**Objective:** Show every line below where "JSON" can be found.

**Given data:**
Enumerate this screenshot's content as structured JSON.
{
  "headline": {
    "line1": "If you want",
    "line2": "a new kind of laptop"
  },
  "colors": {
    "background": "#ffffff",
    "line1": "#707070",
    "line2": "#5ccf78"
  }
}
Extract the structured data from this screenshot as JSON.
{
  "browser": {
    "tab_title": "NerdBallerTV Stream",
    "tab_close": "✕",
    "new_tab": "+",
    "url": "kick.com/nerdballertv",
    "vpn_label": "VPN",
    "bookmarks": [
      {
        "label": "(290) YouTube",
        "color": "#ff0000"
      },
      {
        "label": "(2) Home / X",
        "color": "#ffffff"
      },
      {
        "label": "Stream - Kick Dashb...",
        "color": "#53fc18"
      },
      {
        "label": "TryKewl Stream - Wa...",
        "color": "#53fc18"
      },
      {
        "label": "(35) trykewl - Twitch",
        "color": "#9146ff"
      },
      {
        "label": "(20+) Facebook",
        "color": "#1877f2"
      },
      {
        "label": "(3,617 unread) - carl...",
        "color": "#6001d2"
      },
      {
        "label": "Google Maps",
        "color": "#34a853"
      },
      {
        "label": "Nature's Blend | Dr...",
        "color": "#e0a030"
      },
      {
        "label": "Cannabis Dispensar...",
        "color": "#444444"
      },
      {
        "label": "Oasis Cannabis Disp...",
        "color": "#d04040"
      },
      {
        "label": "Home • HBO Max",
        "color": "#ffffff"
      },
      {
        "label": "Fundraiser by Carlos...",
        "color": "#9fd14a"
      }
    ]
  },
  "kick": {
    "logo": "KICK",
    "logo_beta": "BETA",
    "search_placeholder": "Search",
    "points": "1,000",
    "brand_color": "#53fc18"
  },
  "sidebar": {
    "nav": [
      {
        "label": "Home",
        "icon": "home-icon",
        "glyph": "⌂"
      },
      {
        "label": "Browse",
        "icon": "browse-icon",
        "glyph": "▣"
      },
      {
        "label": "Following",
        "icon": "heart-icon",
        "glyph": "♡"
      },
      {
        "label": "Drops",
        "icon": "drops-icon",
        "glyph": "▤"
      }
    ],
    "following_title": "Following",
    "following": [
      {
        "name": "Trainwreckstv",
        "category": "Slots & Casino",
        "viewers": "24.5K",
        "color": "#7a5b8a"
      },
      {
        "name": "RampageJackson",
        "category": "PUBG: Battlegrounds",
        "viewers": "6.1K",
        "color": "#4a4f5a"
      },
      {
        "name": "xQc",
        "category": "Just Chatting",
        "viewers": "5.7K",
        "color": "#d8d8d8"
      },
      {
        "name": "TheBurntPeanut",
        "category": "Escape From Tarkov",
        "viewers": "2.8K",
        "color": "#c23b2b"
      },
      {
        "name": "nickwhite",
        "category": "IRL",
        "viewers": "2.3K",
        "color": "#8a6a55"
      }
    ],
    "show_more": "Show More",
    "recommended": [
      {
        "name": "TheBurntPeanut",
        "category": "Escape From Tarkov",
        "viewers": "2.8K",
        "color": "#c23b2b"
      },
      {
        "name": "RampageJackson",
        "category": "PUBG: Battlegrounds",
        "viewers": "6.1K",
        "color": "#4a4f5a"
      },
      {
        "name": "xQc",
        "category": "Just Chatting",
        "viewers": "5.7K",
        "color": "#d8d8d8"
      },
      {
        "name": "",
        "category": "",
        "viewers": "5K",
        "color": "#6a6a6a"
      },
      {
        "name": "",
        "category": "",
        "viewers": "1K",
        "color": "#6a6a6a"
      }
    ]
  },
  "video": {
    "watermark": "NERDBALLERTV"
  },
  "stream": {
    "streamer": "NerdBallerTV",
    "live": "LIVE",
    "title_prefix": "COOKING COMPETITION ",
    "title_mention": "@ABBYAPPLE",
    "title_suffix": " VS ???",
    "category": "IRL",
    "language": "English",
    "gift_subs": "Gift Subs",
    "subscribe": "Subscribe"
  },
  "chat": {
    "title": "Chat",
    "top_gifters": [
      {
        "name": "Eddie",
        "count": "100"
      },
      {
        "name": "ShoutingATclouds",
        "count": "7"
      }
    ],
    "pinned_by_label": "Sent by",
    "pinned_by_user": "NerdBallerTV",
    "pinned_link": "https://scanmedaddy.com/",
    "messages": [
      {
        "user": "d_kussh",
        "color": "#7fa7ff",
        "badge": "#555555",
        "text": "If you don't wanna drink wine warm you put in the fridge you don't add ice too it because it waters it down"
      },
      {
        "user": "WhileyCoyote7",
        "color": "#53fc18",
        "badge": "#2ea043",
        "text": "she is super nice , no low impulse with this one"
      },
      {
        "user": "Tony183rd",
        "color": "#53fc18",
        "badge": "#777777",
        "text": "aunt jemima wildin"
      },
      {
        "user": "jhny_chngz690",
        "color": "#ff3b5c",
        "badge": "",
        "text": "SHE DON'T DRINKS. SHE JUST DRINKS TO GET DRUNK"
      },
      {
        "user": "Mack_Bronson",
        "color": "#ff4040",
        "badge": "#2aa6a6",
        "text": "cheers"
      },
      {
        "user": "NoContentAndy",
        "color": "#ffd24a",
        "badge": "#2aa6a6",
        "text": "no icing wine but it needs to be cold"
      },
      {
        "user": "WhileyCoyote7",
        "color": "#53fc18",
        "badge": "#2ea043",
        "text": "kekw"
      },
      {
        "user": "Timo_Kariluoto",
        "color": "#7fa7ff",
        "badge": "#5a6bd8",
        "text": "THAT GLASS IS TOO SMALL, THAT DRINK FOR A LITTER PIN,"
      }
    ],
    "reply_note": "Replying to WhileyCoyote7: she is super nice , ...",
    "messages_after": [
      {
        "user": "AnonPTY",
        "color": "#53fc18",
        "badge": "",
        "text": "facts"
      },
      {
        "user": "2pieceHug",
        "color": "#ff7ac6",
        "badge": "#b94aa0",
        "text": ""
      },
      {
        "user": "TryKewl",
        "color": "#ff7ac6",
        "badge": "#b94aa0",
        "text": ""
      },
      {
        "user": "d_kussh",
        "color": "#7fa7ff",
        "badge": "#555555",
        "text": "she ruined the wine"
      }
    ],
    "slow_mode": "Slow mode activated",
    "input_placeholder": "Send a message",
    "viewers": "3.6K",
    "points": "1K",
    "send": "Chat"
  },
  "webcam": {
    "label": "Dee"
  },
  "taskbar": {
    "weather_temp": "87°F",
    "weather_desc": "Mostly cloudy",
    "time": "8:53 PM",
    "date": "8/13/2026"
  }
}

**Response to this exercise:**
Enumerate this screenshot's content as structured JSON.
Extract the structured data from this screenshot as JSON.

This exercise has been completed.